**OBJECTIVE:**
Your task is to repeat the lines below exactly, excluding any pictures they contain.

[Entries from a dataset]
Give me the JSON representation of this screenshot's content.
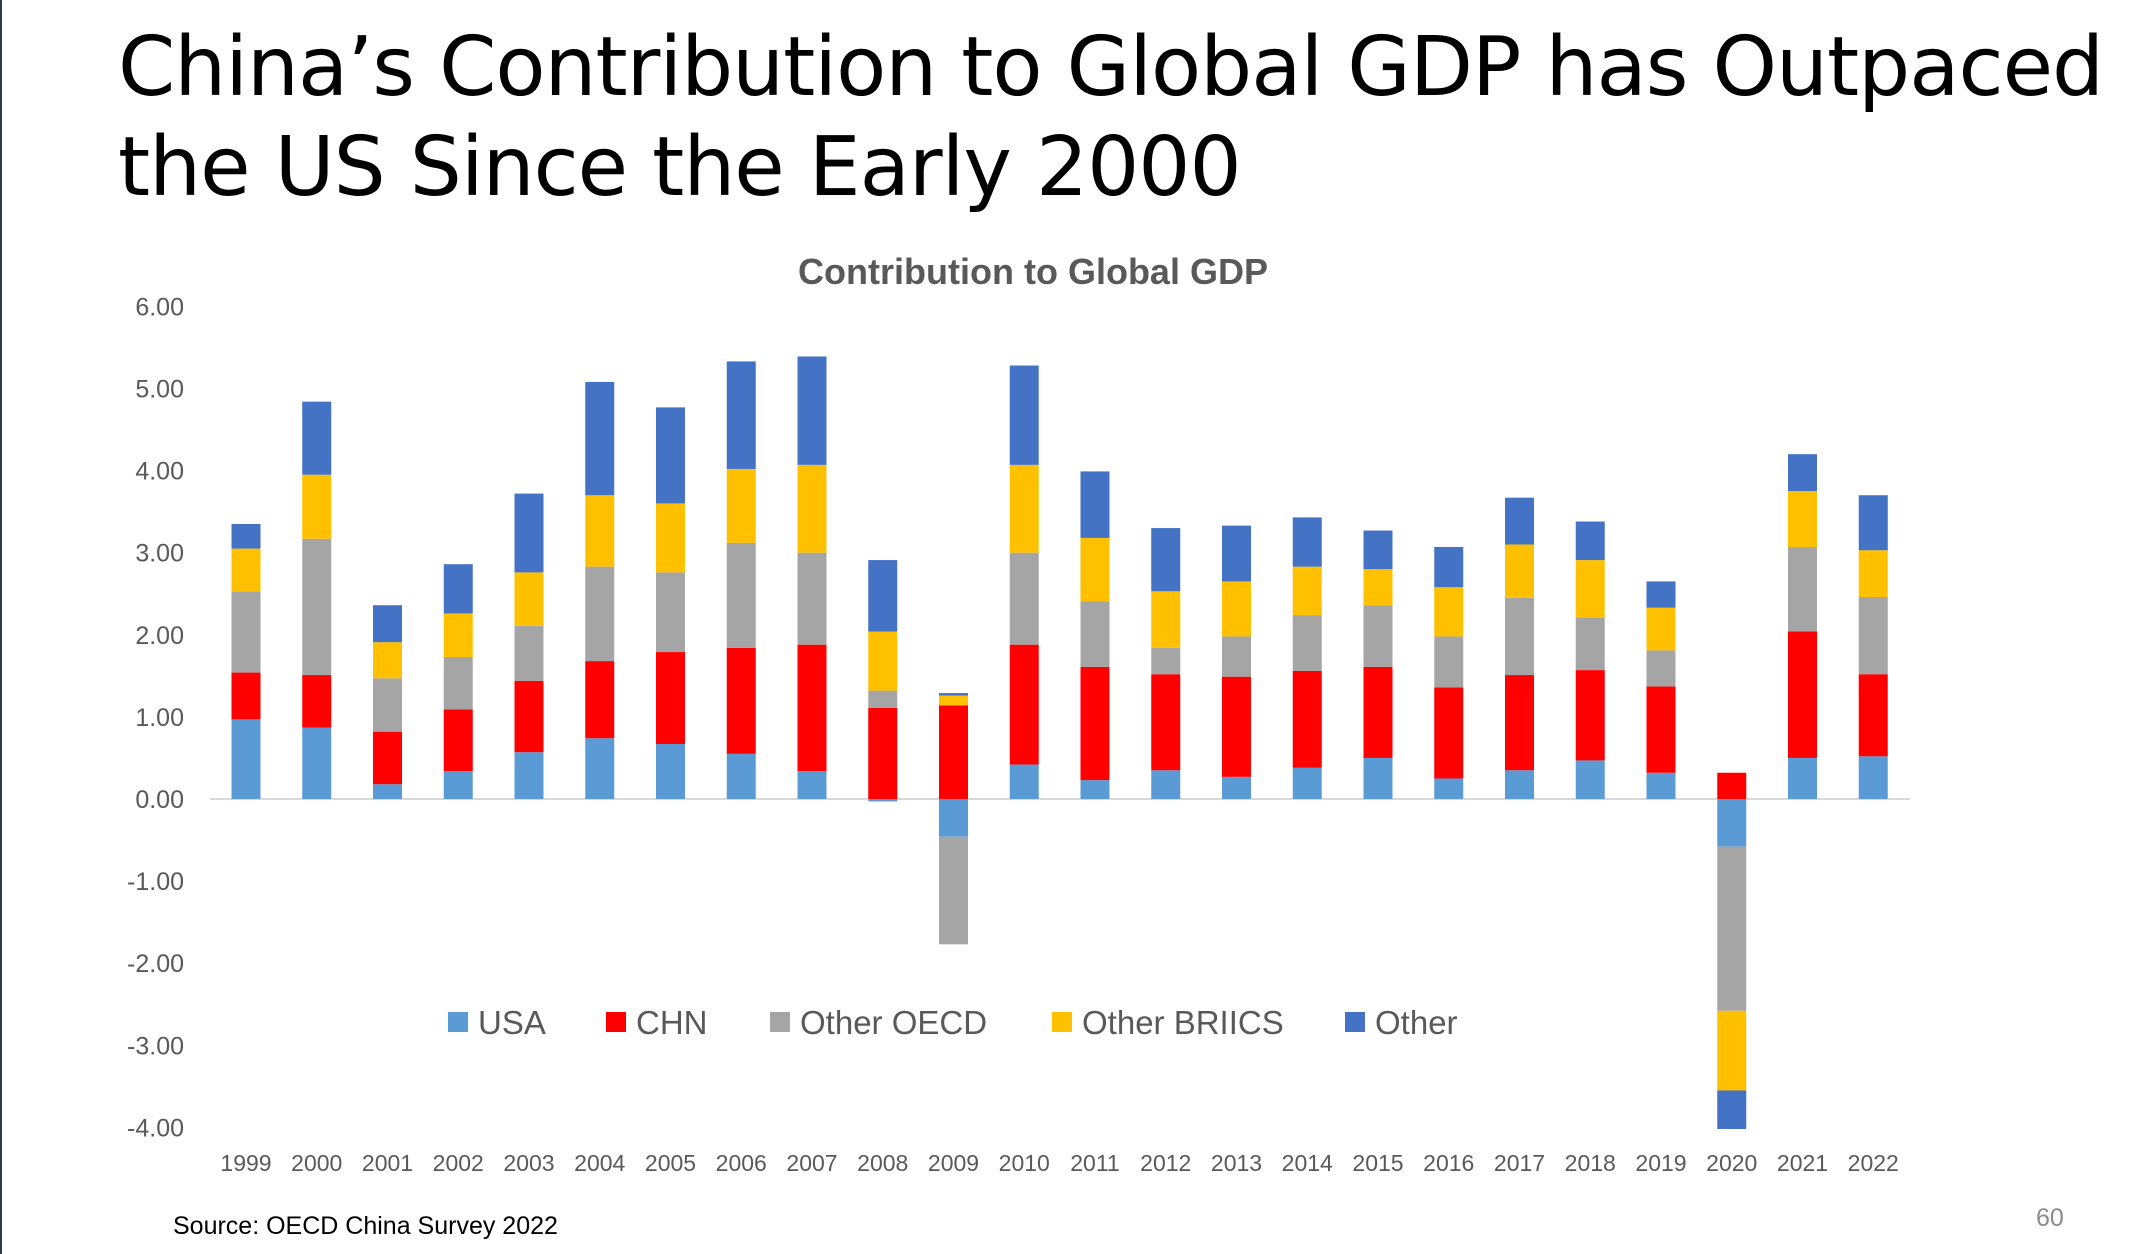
{
  "slide": {
    "title_line1": "China’s Contribution to Global GDP has Outpaced",
    "title_line2": "the US Since the Early 2000",
    "source": "Source: OECD China Survey 2022",
    "page_number": "60"
  },
  "chart_data": {
    "type": "bar",
    "stacked": true,
    "title": "Contribution to Global GDP",
    "xlabel": "",
    "ylabel": "",
    "ylim": [
      -4,
      6
    ],
    "yticks": [
      "6.00",
      "5.00",
      "4.00",
      "3.00",
      "2.00",
      "1.00",
      "0.00",
      "-1.00",
      "-2.00",
      "-3.00",
      "-4.00"
    ],
    "ytick_values": [
      6,
      5,
      4,
      3,
      2,
      1,
      0,
      -1,
      -2,
      -3,
      -4
    ],
    "grid": false,
    "legend_position": "bottom-inside",
    "categories": [
      "1999",
      "2000",
      "2001",
      "2002",
      "2003",
      "2004",
      "2005",
      "2006",
      "2007",
      "2008",
      "2009",
      "2010",
      "2011",
      "2012",
      "2013",
      "2014",
      "2015",
      "2016",
      "2017",
      "2018",
      "2019",
      "2020",
      "2021",
      "2022"
    ],
    "series": [
      {
        "name": "USA",
        "color": "#5b9bd5",
        "values": [
          0.97,
          0.87,
          0.18,
          0.34,
          0.57,
          0.74,
          0.67,
          0.55,
          0.34,
          -0.03,
          -0.46,
          0.42,
          0.23,
          0.35,
          0.27,
          0.38,
          0.5,
          0.25,
          0.35,
          0.47,
          0.32,
          -0.58,
          0.5,
          0.52
        ]
      },
      {
        "name": "CHN",
        "color": "#ff0000",
        "values": [
          0.57,
          0.64,
          0.64,
          0.75,
          0.87,
          0.94,
          1.12,
          1.29,
          1.54,
          1.11,
          1.14,
          1.46,
          1.38,
          1.17,
          1.22,
          1.18,
          1.11,
          1.11,
          1.16,
          1.1,
          1.05,
          0.32,
          1.54,
          1.0
        ]
      },
      {
        "name": "Other OECD",
        "color": "#a5a5a5",
        "values": [
          0.99,
          1.66,
          0.65,
          0.64,
          0.67,
          1.15,
          0.97,
          1.28,
          1.12,
          0.21,
          -1.31,
          1.12,
          0.8,
          0.32,
          0.49,
          0.68,
          0.75,
          0.62,
          0.94,
          0.64,
          0.44,
          -2.0,
          1.03,
          0.94
        ]
      },
      {
        "name": "Other BRIICS",
        "color": "#ffc000",
        "values": [
          0.52,
          0.78,
          0.44,
          0.53,
          0.65,
          0.87,
          0.84,
          0.9,
          1.07,
          0.72,
          0.12,
          1.07,
          0.77,
          0.69,
          0.67,
          0.59,
          0.44,
          0.6,
          0.65,
          0.7,
          0.52,
          -0.97,
          0.68,
          0.57
        ]
      },
      {
        "name": "Other",
        "color": "#4472c4",
        "values": [
          0.3,
          0.89,
          0.45,
          0.6,
          0.96,
          1.38,
          1.17,
          1.31,
          1.32,
          0.87,
          0.03,
          1.21,
          0.81,
          0.77,
          0.68,
          0.6,
          0.47,
          0.49,
          0.57,
          0.47,
          0.32,
          -0.47,
          0.45,
          0.67
        ]
      }
    ]
  }
}
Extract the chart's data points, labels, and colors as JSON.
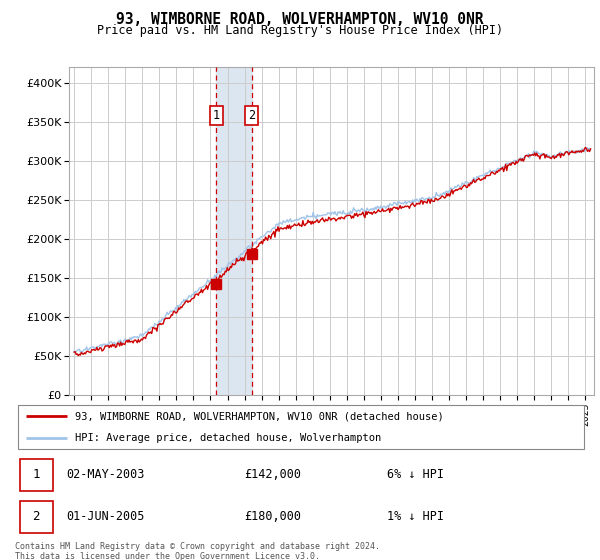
{
  "title": "93, WIMBORNE ROAD, WOLVERHAMPTON, WV10 0NR",
  "subtitle": "Price paid vs. HM Land Registry's House Price Index (HPI)",
  "ylim": [
    0,
    420000
  ],
  "xlim_start": 1994.7,
  "xlim_end": 2025.5,
  "transaction1": {
    "date_x": 2003.33,
    "price": 142000,
    "label": "1",
    "date_str": "02-MAY-2003",
    "hpi_pct": "6% ↓ HPI"
  },
  "transaction2": {
    "date_x": 2005.42,
    "price": 180000,
    "label": "2",
    "date_str": "01-JUN-2005",
    "hpi_pct": "1% ↓ HPI"
  },
  "legend_line1": "93, WIMBORNE ROAD, WOLVERHAMPTON, WV10 0NR (detached house)",
  "legend_line2": "HPI: Average price, detached house, Wolverhampton",
  "footer": "Contains HM Land Registry data © Crown copyright and database right 2024.\nThis data is licensed under the Open Government Licence v3.0.",
  "hpi_color": "#a0c4e8",
  "price_color": "#cc0000",
  "shade_color": "#dce6f1",
  "marker_color": "#cc0000",
  "box_color": "#cc0000",
  "background_color": "#ffffff",
  "grid_color": "#cccccc"
}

**CORRECT OUTPUT:**
Give me the JSON representation of this screenshot's content.
{
  "slide": {
    "title_line1": "China’s Contribution to Global GDP has Outpaced",
    "title_line2": "the US Since the Early 2000",
    "source": "Source: OECD China Survey 2022",
    "page_number": "60"
  },
  "chart_data": {
    "type": "bar",
    "stacked": true,
    "title": "Contribution to Global GDP",
    "xlabel": "",
    "ylabel": "",
    "ylim": [
      -4,
      6
    ],
    "yticks": [
      "6.00",
      "5.00",
      "4.00",
      "3.00",
      "2.00",
      "1.00",
      "0.00",
      "-1.00",
      "-2.00",
      "-3.00",
      "-4.00"
    ],
    "ytick_values": [
      6,
      5,
      4,
      3,
      2,
      1,
      0,
      -1,
      -2,
      -3,
      -4
    ],
    "grid": false,
    "legend_position": "bottom-inside",
    "categories": [
      "1999",
      "2000",
      "2001",
      "2002",
      "2003",
      "2004",
      "2005",
      "2006",
      "2007",
      "2008",
      "2009",
      "2010",
      "2011",
      "2012",
      "2013",
      "2014",
      "2015",
      "2016",
      "2017",
      "2018",
      "2019",
      "2020",
      "2021",
      "2022"
    ],
    "series": [
      {
        "name": "USA",
        "color": "#5b9bd5",
        "values": [
          0.97,
          0.87,
          0.18,
          0.34,
          0.57,
          0.74,
          0.67,
          0.55,
          0.34,
          -0.03,
          -0.46,
          0.42,
          0.23,
          0.35,
          0.27,
          0.38,
          0.5,
          0.25,
          0.35,
          0.47,
          0.32,
          -0.58,
          0.5,
          0.52
        ]
      },
      {
        "name": "CHN",
        "color": "#ff0000",
        "values": [
          0.57,
          0.64,
          0.64,
          0.75,
          0.87,
          0.94,
          1.12,
          1.29,
          1.54,
          1.11,
          1.14,
          1.46,
          1.38,
          1.17,
          1.22,
          1.18,
          1.11,
          1.11,
          1.16,
          1.1,
          1.05,
          0.32,
          1.54,
          1.0
        ]
      },
      {
        "name": "Other OECD",
        "color": "#a5a5a5",
        "values": [
          0.99,
          1.66,
          0.65,
          0.64,
          0.67,
          1.15,
          0.97,
          1.28,
          1.12,
          0.21,
          -1.31,
          1.12,
          0.8,
          0.32,
          0.49,
          0.68,
          0.75,
          0.62,
          0.94,
          0.64,
          0.44,
          -2.0,
          1.03,
          0.94
        ]
      },
      {
        "name": "Other BRIICS",
        "color": "#ffc000",
        "values": [
          0.52,
          0.78,
          0.44,
          0.53,
          0.65,
          0.87,
          0.84,
          0.9,
          1.07,
          0.72,
          0.12,
          1.07,
          0.77,
          0.69,
          0.67,
          0.59,
          0.44,
          0.6,
          0.65,
          0.7,
          0.52,
          -0.97,
          0.68,
          0.57
        ]
      },
      {
        "name": "Other",
        "color": "#4472c4",
        "values": [
          0.3,
          0.89,
          0.45,
          0.6,
          0.96,
          1.38,
          1.17,
          1.31,
          1.32,
          0.87,
          0.03,
          1.21,
          0.81,
          0.77,
          0.68,
          0.6,
          0.47,
          0.49,
          0.57,
          0.47,
          0.32,
          -0.47,
          0.45,
          0.67
        ]
      }
    ]
  }
}
Extract the chart's data points, labels, and colors as JSON.
{
  "title": "93, WIMBORNE ROAD, WOLVERHAMPTON, WV10 0NR",
  "subtitle": "Price paid vs. HM Land Registry's House Price Index (HPI)",
  "ylim": [
    0,
    420000
  ],
  "xlim_start": 1994.7,
  "xlim_end": 2025.5,
  "transaction1": {
    "date_x": 2003.33,
    "price": 142000,
    "label": "1",
    "date_str": "02-MAY-2003",
    "hpi_pct": "6% ↓ HPI"
  },
  "transaction2": {
    "date_x": 2005.42,
    "price": 180000,
    "label": "2",
    "date_str": "01-JUN-2005",
    "hpi_pct": "1% ↓ HPI"
  },
  "legend_line1": "93, WIMBORNE ROAD, WOLVERHAMPTON, WV10 0NR (detached house)",
  "legend_line2": "HPI: Average price, detached house, Wolverhampton",
  "footer": "Contains HM Land Registry data © Crown copyright and database right 2024.\nThis data is licensed under the Open Government Licence v3.0.",
  "hpi_color": "#a0c4e8",
  "price_color": "#cc0000",
  "shade_color": "#dce6f1",
  "marker_color": "#cc0000",
  "box_color": "#cc0000",
  "background_color": "#ffffff",
  "grid_color": "#cccccc"
}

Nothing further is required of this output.